◆ Task to complete
Extract the full listing below without altering a single character.

##### Rows #####

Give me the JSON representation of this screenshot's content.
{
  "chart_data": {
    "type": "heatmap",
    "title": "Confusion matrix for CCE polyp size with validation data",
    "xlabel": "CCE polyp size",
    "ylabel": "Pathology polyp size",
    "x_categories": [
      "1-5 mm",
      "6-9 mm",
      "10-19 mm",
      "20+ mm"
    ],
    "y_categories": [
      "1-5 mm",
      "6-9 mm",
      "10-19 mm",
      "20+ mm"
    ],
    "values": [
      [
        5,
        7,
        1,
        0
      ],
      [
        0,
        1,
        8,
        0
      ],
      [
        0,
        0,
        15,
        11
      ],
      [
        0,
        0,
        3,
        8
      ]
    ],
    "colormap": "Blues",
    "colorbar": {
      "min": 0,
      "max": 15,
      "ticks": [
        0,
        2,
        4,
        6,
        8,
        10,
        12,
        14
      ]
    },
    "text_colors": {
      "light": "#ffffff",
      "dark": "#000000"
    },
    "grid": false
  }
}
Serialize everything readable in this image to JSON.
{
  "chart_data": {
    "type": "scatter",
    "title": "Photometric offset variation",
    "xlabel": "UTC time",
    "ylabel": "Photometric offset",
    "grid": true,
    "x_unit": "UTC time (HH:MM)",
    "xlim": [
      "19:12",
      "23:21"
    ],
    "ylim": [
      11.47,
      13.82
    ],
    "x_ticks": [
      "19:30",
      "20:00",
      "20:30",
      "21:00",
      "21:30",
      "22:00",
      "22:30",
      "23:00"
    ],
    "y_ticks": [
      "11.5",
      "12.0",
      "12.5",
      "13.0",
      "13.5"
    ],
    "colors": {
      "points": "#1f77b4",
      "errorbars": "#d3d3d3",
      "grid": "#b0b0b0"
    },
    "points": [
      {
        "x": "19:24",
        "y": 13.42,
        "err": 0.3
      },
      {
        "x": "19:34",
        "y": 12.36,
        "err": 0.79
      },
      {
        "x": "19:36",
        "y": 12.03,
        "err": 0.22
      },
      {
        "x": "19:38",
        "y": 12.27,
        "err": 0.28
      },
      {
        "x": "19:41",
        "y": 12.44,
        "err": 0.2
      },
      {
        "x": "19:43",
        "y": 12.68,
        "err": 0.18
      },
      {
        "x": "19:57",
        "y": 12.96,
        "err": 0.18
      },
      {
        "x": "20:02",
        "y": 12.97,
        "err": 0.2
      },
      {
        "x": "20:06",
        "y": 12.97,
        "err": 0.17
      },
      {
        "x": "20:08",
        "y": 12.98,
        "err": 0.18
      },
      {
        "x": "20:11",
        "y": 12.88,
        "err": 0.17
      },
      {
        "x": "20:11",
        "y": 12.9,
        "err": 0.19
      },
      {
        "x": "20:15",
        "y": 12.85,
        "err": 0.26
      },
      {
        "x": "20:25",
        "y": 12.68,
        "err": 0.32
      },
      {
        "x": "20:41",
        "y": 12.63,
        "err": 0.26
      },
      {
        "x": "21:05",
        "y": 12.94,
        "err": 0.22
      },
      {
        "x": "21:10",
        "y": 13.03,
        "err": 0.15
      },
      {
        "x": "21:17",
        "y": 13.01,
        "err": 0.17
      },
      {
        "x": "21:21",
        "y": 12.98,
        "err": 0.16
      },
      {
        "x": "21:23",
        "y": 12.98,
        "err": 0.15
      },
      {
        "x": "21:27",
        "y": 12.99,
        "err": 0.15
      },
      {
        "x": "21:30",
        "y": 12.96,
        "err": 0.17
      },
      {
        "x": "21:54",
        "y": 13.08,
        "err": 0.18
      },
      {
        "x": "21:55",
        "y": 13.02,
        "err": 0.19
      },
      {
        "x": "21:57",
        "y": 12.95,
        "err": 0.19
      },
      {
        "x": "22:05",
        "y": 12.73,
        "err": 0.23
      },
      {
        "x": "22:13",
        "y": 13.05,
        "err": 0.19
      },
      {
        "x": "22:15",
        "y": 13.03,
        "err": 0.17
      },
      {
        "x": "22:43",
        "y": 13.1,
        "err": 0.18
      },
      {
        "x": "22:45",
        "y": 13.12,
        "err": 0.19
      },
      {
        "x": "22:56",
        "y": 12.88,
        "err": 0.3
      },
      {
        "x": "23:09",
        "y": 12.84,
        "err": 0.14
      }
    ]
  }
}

#####

◆ Task solution
Give me the JSON representation of this screenshot's content.
{
  "chart_data": {
    "type": "heatmap",
    "title": "Confusion matrix for CCE polyp size with validation data",
    "xlabel": "CCE polyp size",
    "ylabel": "Pathology polyp size",
    "x_categories": [
      "1-5 mm",
      "6-9 mm",
      "10-19 mm",
      "20+ mm"
    ],
    "y_categories": [
      "1-5 mm",
      "6-9 mm",
      "10-19 mm",
      "20+ mm"
    ],
    "values": [
      [
        5,
        7,
        1,
        0
      ],
      [
        0,
        1,
        8,
        0
      ],
      [
        0,
        0,
        15,
        11
      ],
      [
        0,
        0,
        3,
        8
      ]
    ],
    "colormap": "Blues",
    "colorbar": {
      "min": 0,
      "max": 15,
      "ticks": [
        0,
        2,
        4,
        6,
        8,
        10,
        12,
        14
      ]
    },
    "text_colors": {
      "light": "#ffffff",
      "dark": "#000000"
    },
    "grid": false
  }
}
Serialize everything readable in this image to JSON.
{
  "chart_data": {
    "type": "scatter",
    "title": "Photometric offset variation",
    "xlabel": "UTC time",
    "ylabel": "Photometric offset",
    "grid": true,
    "x_unit": "UTC time (HH:MM)",
    "xlim": [
      "19:12",
      "23:21"
    ],
    "ylim": [
      11.47,
      13.82
    ],
    "x_ticks": [
      "19:30",
      "20:00",
      "20:30",
      "21:00",
      "21:30",
      "22:00",
      "22:30",
      "23:00"
    ],
    "y_ticks": [
      "11.5",
      "12.0",
      "12.5",
      "13.0",
      "13.5"
    ],
    "colors": {
      "points": "#1f77b4",
      "errorbars": "#d3d3d3",
      "grid": "#b0b0b0"
    },
    "points": [
      {
        "x": "19:24",
        "y": 13.42,
        "err": 0.3
      },
      {
        "x": "19:34",
        "y": 12.36,
        "err": 0.79
      },
      {
        "x": "19:36",
        "y": 12.03,
        "err": 0.22
      },
      {
        "x": "19:38",
        "y": 12.27,
        "err": 0.28
      },
      {
        "x": "19:41",
        "y": 12.44,
        "err": 0.2
      },
      {
        "x": "19:43",
        "y": 12.68,
        "err": 0.18
      },
      {
        "x": "19:57",
        "y": 12.96,
        "err": 0.18
      },
      {
        "x": "20:02",
        "y": 12.97,
        "err": 0.2
      },
      {
        "x": "20:06",
        "y": 12.97,
        "err": 0.17
      },
      {
        "x": "20:08",
        "y": 12.98,
        "err": 0.18
      },
      {
        "x": "20:11",
        "y": 12.88,
        "err": 0.17
      },
      {
        "x": "20:11",
        "y": 12.9,
        "err": 0.19
      },
      {
        "x": "20:15",
        "y": 12.85,
        "err": 0.26
      },
      {
        "x": "20:25",
        "y": 12.68,
        "err": 0.32
      },
      {
        "x": "20:41",
        "y": 12.63,
        "err": 0.26
      },
      {
        "x": "21:05",
        "y": 12.94,
        "err": 0.22
      },
      {
        "x": "21:10",
        "y": 13.03,
        "err": 0.15
      },
      {
        "x": "21:17",
        "y": 13.01,
        "err": 0.17
      },
      {
        "x": "21:21",
        "y": 12.98,
        "err": 0.16
      },
      {
        "x": "21:23",
        "y": 12.98,
        "err": 0.15
      },
      {
        "x": "21:27",
        "y": 12.99,
        "err": 0.15
      },
      {
        "x": "21:30",
        "y": 12.96,
        "err": 0.17
      },
      {
        "x": "21:54",
        "y": 13.08,
        "err": 0.18
      },
      {
        "x": "21:55",
        "y": 13.02,
        "err": 0.19
      },
      {
        "x": "21:57",
        "y": 12.95,
        "err": 0.19
      },
      {
        "x": "22:05",
        "y": 12.73,
        "err": 0.23
      },
      {
        "x": "22:13",
        "y": 13.05,
        "err": 0.19
      },
      {
        "x": "22:15",
        "y": 13.03,
        "err": 0.17
      },
      {
        "x": "22:43",
        "y": 13.1,
        "err": 0.18
      },
      {
        "x": "22:45",
        "y": 13.12,
        "err": 0.19
      },
      {
        "x": "22:56",
        "y": 12.88,
        "err": 0.3
      },
      {
        "x": "23:09",
        "y": 12.84,
        "err": 0.14
      }
    ]
  }
}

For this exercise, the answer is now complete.